Exercise: Restate the records in their entirety, word for word.

— start of Data extract —

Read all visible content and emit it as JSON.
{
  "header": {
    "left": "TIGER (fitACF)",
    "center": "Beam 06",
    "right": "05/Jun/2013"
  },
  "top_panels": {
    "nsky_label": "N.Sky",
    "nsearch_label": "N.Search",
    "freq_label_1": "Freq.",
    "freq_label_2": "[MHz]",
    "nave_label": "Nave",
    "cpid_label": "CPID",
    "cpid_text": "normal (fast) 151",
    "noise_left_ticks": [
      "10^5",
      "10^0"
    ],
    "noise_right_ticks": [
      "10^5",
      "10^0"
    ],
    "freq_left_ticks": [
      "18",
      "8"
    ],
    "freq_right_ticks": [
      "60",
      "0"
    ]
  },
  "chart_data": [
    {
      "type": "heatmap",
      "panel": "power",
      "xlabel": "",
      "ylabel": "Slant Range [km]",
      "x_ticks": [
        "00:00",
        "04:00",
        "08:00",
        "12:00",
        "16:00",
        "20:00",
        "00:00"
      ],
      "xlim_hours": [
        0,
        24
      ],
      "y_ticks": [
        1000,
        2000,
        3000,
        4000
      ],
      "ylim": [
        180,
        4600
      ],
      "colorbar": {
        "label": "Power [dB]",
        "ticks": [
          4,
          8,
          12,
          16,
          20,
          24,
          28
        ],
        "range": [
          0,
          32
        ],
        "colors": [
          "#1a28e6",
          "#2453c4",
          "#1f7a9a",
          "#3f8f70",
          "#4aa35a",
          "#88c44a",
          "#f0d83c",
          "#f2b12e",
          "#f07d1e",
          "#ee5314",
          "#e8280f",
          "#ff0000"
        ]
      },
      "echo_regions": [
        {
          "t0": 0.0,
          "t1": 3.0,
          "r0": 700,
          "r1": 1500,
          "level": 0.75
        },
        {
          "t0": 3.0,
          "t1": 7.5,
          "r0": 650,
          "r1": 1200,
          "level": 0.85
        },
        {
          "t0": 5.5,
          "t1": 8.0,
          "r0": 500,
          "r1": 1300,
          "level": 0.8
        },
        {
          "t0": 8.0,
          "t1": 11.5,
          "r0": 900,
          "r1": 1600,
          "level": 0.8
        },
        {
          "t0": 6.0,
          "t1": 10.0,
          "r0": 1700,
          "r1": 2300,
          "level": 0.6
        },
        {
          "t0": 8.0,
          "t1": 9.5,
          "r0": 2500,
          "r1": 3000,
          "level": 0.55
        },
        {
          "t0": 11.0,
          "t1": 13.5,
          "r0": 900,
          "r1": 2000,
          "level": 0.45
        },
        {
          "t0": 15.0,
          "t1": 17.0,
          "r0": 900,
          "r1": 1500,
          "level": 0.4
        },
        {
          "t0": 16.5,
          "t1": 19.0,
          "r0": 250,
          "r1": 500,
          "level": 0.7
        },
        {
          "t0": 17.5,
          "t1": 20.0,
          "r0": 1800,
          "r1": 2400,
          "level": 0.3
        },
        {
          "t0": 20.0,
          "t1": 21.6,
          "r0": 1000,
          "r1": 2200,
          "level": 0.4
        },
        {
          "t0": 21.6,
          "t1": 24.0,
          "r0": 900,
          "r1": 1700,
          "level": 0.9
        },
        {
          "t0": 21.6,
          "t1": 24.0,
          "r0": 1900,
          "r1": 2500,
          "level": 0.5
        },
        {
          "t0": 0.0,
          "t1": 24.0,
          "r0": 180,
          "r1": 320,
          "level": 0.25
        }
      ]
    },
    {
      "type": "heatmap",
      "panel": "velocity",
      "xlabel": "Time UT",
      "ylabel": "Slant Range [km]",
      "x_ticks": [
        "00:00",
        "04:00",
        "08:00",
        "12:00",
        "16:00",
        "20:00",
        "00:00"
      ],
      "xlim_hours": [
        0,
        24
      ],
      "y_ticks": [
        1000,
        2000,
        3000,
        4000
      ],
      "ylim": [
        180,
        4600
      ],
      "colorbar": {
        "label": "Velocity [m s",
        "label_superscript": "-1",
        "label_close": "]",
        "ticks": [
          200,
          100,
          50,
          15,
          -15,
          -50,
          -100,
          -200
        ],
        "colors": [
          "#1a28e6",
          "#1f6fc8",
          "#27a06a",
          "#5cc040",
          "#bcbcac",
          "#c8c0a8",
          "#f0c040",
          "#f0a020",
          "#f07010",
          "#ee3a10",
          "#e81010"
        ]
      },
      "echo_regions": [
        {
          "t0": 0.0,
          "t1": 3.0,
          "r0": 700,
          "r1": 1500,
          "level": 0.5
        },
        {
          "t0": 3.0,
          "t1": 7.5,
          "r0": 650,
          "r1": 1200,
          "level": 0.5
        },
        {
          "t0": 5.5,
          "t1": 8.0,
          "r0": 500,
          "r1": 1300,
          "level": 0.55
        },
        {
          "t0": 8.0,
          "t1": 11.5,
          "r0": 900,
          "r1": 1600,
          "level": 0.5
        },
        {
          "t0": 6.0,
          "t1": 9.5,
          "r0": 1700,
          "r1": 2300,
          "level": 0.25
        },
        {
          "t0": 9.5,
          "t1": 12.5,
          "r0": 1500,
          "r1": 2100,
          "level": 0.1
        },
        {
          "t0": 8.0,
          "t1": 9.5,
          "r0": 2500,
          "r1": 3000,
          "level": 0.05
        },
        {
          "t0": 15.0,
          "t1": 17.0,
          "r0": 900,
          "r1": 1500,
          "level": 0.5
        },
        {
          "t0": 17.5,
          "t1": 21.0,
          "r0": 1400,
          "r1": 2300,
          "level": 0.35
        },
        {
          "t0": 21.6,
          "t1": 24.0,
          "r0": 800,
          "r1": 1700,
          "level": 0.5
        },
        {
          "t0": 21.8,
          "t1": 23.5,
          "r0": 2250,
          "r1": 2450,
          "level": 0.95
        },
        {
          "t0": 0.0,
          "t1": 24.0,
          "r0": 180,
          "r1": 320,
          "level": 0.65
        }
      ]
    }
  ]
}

— end of Data extract —

Exercise result:
Read all visible content and emit it as JSON.
{
  "header": {
    "left": "TIGER (fitACF)",
    "center": "Beam 06",
    "right": "05/Jun/2013"
  },
  "top_panels": {
    "nsky_label": "N.Sky",
    "nsearch_label": "N.Search",
    "freq_label_1": "Freq.",
    "freq_label_2": "[MHz]",
    "nave_label": "Nave",
    "cpid_label": "CPID",
    "cpid_text": "normal (fast) 151",
    "noise_left_ticks": [
      "10^5",
      "10^0"
    ],
    "noise_right_ticks": [
      "10^5",
      "10^0"
    ],
    "freq_left_ticks": [
      "18",
      "8"
    ],
    "freq_right_ticks": [
      "60",
      "0"
    ]
  },
  "chart_data": [
    {
      "type": "heatmap",
      "panel": "power",
      "xlabel": "",
      "ylabel": "Slant Range [km]",
      "x_ticks": [
        "00:00",
        "04:00",
        "08:00",
        "12:00",
        "16:00",
        "20:00",
        "00:00"
      ],
      "xlim_hours": [
        0,
        24
      ],
      "y_ticks": [
        1000,
        2000,
        3000,
        4000
      ],
      "ylim": [
        180,
        4600
      ],
      "colorbar": {
        "label": "Power [dB]",
        "ticks": [
          4,
          8,
          12,
          16,
          20,
          24,
          28
        ],
        "range": [
          0,
          32
        ],
        "colors": [
          "#1a28e6",
          "#2453c4",
          "#1f7a9a",
          "#3f8f70",
          "#4aa35a",
          "#88c44a",
          "#f0d83c",
          "#f2b12e",
          "#f07d1e",
          "#ee5314",
          "#e8280f",
          "#ff0000"
        ]
      },
      "echo_regions": [
        {
          "t0": 0.0,
          "t1": 3.0,
          "r0": 700,
          "r1": 1500,
          "level": 0.75
        },
        {
          "t0": 3.0,
          "t1": 7.5,
          "r0": 650,
          "r1": 1200,
          "level": 0.85
        },
        {
          "t0": 5.5,
          "t1": 8.0,
          "r0": 500,
          "r1": 1300,
          "level": 0.8
        },
        {
          "t0": 8.0,
          "t1": 11.5,
          "r0": 900,
          "r1": 1600,
          "level": 0.8
        },
        {
          "t0": 6.0,
          "t1": 10.0,
          "r0": 1700,
          "r1": 2300,
          "level": 0.6
        },
        {
          "t0": 8.0,
          "t1": 9.5,
          "r0": 2500,
          "r1": 3000,
          "level": 0.55
        },
        {
          "t0": 11.0,
          "t1": 13.5,
          "r0": 900,
          "r1": 2000,
          "level": 0.45
        },
        {
          "t0": 15.0,
          "t1": 17.0,
          "r0": 900,
          "r1": 1500,
          "level": 0.4
        },
        {
          "t0": 16.5,
          "t1": 19.0,
          "r0": 250,
          "r1": 500,
          "level": 0.7
        },
        {
          "t0": 17.5,
          "t1": 20.0,
          "r0": 1800,
          "r1": 2400,
          "level": 0.3
        },
        {
          "t0": 20.0,
          "t1": 21.6,
          "r0": 1000,
          "r1": 2200,
          "level": 0.4
        },
        {
          "t0": 21.6,
          "t1": 24.0,
          "r0": 900,
          "r1": 1700,
          "level": 0.9
        },
        {
          "t0": 21.6,
          "t1": 24.0,
          "r0": 1900,
          "r1": 2500,
          "level": 0.5
        },
        {
          "t0": 0.0,
          "t1": 24.0,
          "r0": 180,
          "r1": 320,
          "level": 0.25
        }
      ]
    },
    {
      "type": "heatmap",
      "panel": "velocity",
      "xlabel": "Time UT",
      "ylabel": "Slant Range [km]",
      "x_ticks": [
        "00:00",
        "04:00",
        "08:00",
        "12:00",
        "16:00",
        "20:00",
        "00:00"
      ],
      "xlim_hours": [
        0,
        24
      ],
      "y_ticks": [
        1000,
        2000,
        3000,
        4000
      ],
      "ylim": [
        180,
        4600
      ],
      "colorbar": {
        "label": "Velocity [m s",
        "label_superscript": "-1",
        "label_close": "]",
        "ticks": [
          200,
          100,
          50,
          15,
          -15,
          -50,
          -100,
          -200
        ],
        "colors": [
          "#1a28e6",
          "#1f6fc8",
          "#27a06a",
          "#5cc040",
          "#bcbcac",
          "#c8c0a8",
          "#f0c040",
          "#f0a020",
          "#f07010",
          "#ee3a10",
          "#e81010"
        ]
      },
      "echo_regions": [
        {
          "t0": 0.0,
          "t1": 3.0,
          "r0": 700,
          "r1": 1500,
          "level": 0.5
        },
        {
          "t0": 3.0,
          "t1": 7.5,
          "r0": 650,
          "r1": 1200,
          "level": 0.5
        },
        {
          "t0": 5.5,
          "t1": 8.0,
          "r0": 500,
          "r1": 1300,
          "level": 0.55
        },
        {
          "t0": 8.0,
          "t1": 11.5,
          "r0": 900,
          "r1": 1600,
          "level": 0.5
        },
        {
          "t0": 6.0,
          "t1": 9.5,
          "r0": 1700,
          "r1": 2300,
          "level": 0.25
        },
        {
          "t0": 9.5,
          "t1": 12.5,
          "r0": 1500,
          "r1": 2100,
          "level": 0.1
        },
        {
          "t0": 8.0,
          "t1": 9.5,
          "r0": 2500,
          "r1": 3000,
          "level": 0.05
        },
        {
          "t0": 15.0,
          "t1": 17.0,
          "r0": 900,
          "r1": 1500,
          "level": 0.5
        },
        {
          "t0": 17.5,
          "t1": 21.0,
          "r0": 1400,
          "r1": 2300,
          "level": 0.35
        },
        {
          "t0": 21.6,
          "t1": 24.0,
          "r0": 800,
          "r1": 1700,
          "level": 0.5
        },
        {
          "t0": 21.8,
          "t1": 23.5,
          "r0": 2250,
          "r1": 2450,
          "level": 0.95
        },
        {
          "t0": 0.0,
          "t1": 24.0,
          "r0": 180,
          "r1": 320,
          "level": 0.65
        }
      ]
    }
  ]
}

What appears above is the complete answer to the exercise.